(Dataset items)
+ + + +

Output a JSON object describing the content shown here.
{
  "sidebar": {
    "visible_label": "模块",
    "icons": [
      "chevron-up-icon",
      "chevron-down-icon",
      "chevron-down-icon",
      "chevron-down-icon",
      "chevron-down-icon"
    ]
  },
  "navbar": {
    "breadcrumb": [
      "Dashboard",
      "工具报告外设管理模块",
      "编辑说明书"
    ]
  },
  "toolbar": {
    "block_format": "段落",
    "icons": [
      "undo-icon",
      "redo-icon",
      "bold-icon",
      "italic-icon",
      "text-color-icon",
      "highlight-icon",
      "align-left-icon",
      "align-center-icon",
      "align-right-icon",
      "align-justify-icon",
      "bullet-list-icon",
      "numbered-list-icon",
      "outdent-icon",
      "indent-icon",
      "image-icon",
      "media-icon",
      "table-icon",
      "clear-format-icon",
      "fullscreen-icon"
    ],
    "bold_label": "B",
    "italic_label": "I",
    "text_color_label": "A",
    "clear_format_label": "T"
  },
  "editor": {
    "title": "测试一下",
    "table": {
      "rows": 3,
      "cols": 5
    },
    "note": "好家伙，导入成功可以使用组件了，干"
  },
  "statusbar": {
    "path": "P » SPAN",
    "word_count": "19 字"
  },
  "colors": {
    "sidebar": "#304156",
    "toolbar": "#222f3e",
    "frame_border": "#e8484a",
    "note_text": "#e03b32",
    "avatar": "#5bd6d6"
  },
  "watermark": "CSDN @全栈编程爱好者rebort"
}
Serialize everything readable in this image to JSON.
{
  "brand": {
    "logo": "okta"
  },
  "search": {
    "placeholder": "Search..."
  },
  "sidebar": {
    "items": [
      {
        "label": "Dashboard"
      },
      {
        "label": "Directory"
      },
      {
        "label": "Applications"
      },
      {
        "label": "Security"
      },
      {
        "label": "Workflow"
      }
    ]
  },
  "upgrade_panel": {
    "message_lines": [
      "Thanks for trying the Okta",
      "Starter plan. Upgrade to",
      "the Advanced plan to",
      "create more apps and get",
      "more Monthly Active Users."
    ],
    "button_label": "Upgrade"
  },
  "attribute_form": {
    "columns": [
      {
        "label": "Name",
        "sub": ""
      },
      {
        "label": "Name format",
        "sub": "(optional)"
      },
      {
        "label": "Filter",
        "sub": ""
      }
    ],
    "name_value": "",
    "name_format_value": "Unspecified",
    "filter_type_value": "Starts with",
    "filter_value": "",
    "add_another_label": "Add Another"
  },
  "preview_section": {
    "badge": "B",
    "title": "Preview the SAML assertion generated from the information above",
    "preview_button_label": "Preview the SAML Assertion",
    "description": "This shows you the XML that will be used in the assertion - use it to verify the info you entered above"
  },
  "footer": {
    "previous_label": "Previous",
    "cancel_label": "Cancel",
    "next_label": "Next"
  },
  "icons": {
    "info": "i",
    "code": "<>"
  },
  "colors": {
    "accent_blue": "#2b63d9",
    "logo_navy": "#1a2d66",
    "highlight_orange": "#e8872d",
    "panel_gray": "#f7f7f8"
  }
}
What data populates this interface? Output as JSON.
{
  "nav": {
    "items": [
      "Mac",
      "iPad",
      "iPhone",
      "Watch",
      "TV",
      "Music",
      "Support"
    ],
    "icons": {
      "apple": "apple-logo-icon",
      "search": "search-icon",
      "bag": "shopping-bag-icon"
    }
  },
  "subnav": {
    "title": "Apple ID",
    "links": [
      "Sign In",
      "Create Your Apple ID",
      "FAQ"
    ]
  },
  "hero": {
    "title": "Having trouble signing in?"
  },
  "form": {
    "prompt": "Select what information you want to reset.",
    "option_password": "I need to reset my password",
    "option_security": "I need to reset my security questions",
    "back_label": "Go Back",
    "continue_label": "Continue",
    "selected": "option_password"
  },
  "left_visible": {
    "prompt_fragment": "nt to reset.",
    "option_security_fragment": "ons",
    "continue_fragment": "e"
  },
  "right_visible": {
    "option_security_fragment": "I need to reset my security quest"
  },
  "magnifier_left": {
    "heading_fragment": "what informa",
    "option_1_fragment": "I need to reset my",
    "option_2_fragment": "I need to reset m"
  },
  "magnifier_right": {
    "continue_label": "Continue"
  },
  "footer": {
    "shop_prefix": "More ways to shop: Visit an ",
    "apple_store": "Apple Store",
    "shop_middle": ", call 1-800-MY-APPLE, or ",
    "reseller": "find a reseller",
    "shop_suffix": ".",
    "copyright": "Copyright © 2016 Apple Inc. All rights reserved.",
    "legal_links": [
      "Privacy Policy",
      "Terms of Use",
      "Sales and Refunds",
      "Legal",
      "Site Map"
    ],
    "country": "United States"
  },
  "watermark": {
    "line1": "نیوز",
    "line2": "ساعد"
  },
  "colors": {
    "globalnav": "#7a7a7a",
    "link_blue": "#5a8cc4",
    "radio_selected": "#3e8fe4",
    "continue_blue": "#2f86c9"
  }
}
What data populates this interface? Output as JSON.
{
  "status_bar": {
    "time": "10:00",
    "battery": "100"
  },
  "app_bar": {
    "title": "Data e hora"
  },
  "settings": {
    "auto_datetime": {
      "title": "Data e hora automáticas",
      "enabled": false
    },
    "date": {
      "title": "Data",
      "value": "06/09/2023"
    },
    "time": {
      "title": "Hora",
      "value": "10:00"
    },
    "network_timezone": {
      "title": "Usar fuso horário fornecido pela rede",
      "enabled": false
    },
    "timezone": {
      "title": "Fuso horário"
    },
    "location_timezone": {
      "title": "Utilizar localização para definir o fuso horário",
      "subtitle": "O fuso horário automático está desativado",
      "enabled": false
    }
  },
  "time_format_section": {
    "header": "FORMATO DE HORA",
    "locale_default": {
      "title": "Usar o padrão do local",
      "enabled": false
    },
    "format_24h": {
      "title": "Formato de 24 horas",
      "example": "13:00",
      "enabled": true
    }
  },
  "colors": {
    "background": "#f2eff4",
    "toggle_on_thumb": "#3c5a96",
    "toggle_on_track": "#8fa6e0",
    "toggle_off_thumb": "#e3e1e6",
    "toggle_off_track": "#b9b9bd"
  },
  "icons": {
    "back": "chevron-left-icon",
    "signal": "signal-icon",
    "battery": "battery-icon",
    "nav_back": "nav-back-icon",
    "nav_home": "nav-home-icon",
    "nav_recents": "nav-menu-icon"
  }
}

+ + + +

Read the lines above. Gather those in which the string "information" is found.

    "title": "Preview the SAML assertion generated from the information above",
    "prompt": "Select what information you want to reset.",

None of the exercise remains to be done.